# TAREFA 1
Pode transcrever o trecho do relato de viagem ao Egipto entre "Começa-se a entrar" e "fotografia de satélite.", inclusive?

# TEXTO DO DOCUMENTO

=======

Começa-se a entrar no Egipto profundo, rural, em que o Nilo é realmente a fonte de Vida. Em pleno deserto, há uma linha de poucas centenas de metros de campos verdejantes bem férteis resultante daquele grande rio que nasce a Sul, origem da vida para os egípcios, e percorre o deserto na direcção Norte onde se abre como uma flor. Impressiona ver essa flor numa fotografia de satélite.
Nilo, um dom dos deuses ou da Natureza.
Este Egipto rural vive na Idade Média total, muito pobre, sem higiene e sem ordem, vive ao sabor de um ritmo suave como o ar de contemplação de muitos dos filhos desta terra órfã dos grandes génios que a governaram. E no meio desse caos e pobreza, lá estão elas, as antenas parabólicas por cima das casas que ficam quase sempre em tijolo e não se finalizam…
Mas nessa atmosfera, como sempre, os sorrisos das crianças são encantadores e lá andam os jovenzitos em cima dos burrinhos na faina agrícola, como há milhares de anos. A Natureza abençoa-os, a estes povos órfãos de uma liderança que honre o seu passado. Nós, os portugueses, também disso temos experiência, desde há quinhentos anos. Mas aqui o abismo é de outra dimensão…
Chegámos a Minya e, de seguida, visitámos os muito interessantes túmulos dos líderes provinciais da região. Estão escavados na rocha da montanha e têm a singularidade de ser muito mais realistas que os clássicos túmulos, sejam eles da Necrópole de Mênfis (Sakarah) ou da de Tebas. Fica-se com uma ideia da vida quotidiana no Império Médio do Antigo Egipto. Esteve connosco o especialista da região, impecável e muito competente.
Também vimos o pouco conhecido templo de Hatchepsut desta região do Egipto Médio. Lá aparecem umas interessantes representações do deus Thot com os dois bastões com serpentes enroladas, uma forma egípcia do Caduceu de Hermes.
Regressando a Minya apareceu a Televisão egípcia para nos entrevistar. Muito simpáticos queriam saber porque o nosso grupo de investigadores estavam interessados nesta região. Lá focámos a importância de Hermopólis no Antigo Egipto, mas, no meu caso, quando soube que era português, o jornalista logo me perguntou se eu conhecia o Manuel José. Bem, a verdade é que não me estava a lembrar de ninguém precisamente com esse nome, mas lá me redordei que um treinador de futebol com esse nome veio para o Egipto e está a ter muito sucesso. O jornalista vibrou por saber que esse treinador era muito conhecido em Portugal e que sabíamos que ele estava a fazer uma boa jornada no seu País, os seus olhos até brilharam.

=======

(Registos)
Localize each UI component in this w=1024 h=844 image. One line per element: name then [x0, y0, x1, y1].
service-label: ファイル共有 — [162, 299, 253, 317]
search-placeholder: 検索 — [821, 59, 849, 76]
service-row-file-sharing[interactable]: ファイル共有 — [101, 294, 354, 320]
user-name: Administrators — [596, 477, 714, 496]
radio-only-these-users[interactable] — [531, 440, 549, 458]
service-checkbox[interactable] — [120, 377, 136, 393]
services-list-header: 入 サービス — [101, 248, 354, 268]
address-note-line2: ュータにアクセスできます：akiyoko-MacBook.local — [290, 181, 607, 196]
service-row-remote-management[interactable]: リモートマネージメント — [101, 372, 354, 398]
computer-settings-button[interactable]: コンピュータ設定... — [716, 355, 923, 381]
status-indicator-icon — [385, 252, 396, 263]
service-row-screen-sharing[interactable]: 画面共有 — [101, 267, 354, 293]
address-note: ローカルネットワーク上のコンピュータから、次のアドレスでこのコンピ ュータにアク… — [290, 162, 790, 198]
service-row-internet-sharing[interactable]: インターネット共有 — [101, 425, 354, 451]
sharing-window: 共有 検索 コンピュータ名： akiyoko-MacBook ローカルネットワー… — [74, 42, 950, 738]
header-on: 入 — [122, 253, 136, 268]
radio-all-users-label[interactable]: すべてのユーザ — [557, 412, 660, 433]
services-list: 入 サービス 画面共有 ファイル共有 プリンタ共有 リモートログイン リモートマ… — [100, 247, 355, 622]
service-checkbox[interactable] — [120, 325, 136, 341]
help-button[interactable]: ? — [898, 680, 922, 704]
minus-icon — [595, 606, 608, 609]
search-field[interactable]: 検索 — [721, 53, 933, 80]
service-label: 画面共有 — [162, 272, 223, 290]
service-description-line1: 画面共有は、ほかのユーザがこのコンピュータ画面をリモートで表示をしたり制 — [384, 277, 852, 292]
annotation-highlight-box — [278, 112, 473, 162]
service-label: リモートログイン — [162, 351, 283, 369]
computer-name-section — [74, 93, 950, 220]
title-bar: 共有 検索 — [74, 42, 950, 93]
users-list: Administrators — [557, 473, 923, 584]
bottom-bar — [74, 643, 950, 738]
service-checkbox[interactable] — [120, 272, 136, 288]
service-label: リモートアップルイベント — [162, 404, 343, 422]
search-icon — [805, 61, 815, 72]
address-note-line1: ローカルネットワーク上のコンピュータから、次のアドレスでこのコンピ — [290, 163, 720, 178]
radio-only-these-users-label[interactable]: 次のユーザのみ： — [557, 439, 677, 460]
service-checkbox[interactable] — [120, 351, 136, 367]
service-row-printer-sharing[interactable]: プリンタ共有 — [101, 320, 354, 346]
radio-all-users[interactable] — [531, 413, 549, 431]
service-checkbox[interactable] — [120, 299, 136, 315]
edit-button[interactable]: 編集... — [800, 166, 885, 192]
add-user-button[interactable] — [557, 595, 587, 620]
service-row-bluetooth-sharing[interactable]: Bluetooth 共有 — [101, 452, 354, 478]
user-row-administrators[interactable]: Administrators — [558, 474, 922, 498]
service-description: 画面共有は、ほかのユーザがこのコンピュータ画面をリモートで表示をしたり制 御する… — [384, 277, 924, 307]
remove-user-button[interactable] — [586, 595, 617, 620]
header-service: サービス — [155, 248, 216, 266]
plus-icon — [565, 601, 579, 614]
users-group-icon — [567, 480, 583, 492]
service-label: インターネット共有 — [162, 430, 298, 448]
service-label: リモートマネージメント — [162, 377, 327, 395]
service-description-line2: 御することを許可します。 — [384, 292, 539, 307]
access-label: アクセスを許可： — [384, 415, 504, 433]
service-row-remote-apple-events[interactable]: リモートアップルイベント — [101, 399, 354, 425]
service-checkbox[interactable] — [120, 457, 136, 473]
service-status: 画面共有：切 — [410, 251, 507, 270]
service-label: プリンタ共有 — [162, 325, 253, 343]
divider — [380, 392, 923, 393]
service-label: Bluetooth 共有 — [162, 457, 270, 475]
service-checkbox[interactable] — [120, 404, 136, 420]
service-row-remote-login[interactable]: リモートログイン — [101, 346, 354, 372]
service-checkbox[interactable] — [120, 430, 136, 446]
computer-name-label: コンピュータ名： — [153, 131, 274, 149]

=======

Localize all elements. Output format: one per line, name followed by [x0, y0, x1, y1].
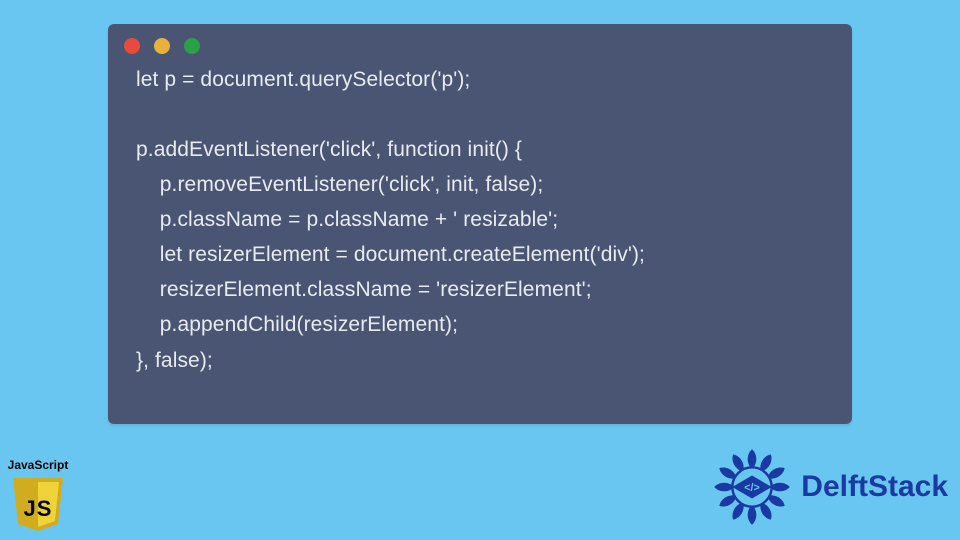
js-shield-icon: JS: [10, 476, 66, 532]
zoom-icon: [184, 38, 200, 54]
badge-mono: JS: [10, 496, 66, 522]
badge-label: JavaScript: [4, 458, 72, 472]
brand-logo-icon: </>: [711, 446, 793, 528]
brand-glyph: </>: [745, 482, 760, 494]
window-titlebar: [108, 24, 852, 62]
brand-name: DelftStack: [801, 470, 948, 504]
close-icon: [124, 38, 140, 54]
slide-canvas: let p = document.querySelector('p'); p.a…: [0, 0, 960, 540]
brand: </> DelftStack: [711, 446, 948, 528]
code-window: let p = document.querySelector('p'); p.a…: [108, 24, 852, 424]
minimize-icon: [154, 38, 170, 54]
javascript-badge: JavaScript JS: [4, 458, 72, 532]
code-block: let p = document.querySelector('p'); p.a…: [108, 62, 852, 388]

=======

# TAREFA 2
Na listagem, pode trocar "interactable" por "clickable" nas linhas entre a que contém "Localize each UI" e a que contém "service-row-remote-management[interactable]: リモートマネージメント —", inclusive, e apresentar apenas essas linhas, com tudo o resto inalterado?

# RESPOSTA ESPERADA 1
Começa-se a entrar no Egipto profundo, rural, em que o Nilo é realmente a fonte de Vida. Em pleno deserto, há uma linha de poucas centenas de metros de campos verdejantes bem férteis resultante daquele grande rio que nasce a Sul, origem da vida para os egípcios, e percorre o deserto na direcção Norte onde se abre como uma flor. Impressiona ver essa flor numa fotografia de satélite.

# RESPOSTA ESPERADA 2
Localize each UI component in this w=1024 h=844 image. One line per element: name then [x0, y0, x1, y1].
service-label: ファイル共有 — [162, 299, 253, 317]
search-placeholder: 検索 — [821, 59, 849, 76]
service-row-file-sharing[clickable]: ファイル共有 — [101, 294, 354, 320]
user-name: Administrators — [596, 477, 714, 496]
radio-only-these-users[clickable] — [531, 440, 549, 458]
service-checkbox[clickable] — [120, 377, 136, 393]
services-list-header: 入 サービス — [101, 248, 354, 268]
address-note-line2: ュータにアクセスできます：akiyoko-MacBook.local — [290, 181, 607, 196]
service-row-remote-management[clickable]: リモートマネージメント — [101, 372, 354, 398]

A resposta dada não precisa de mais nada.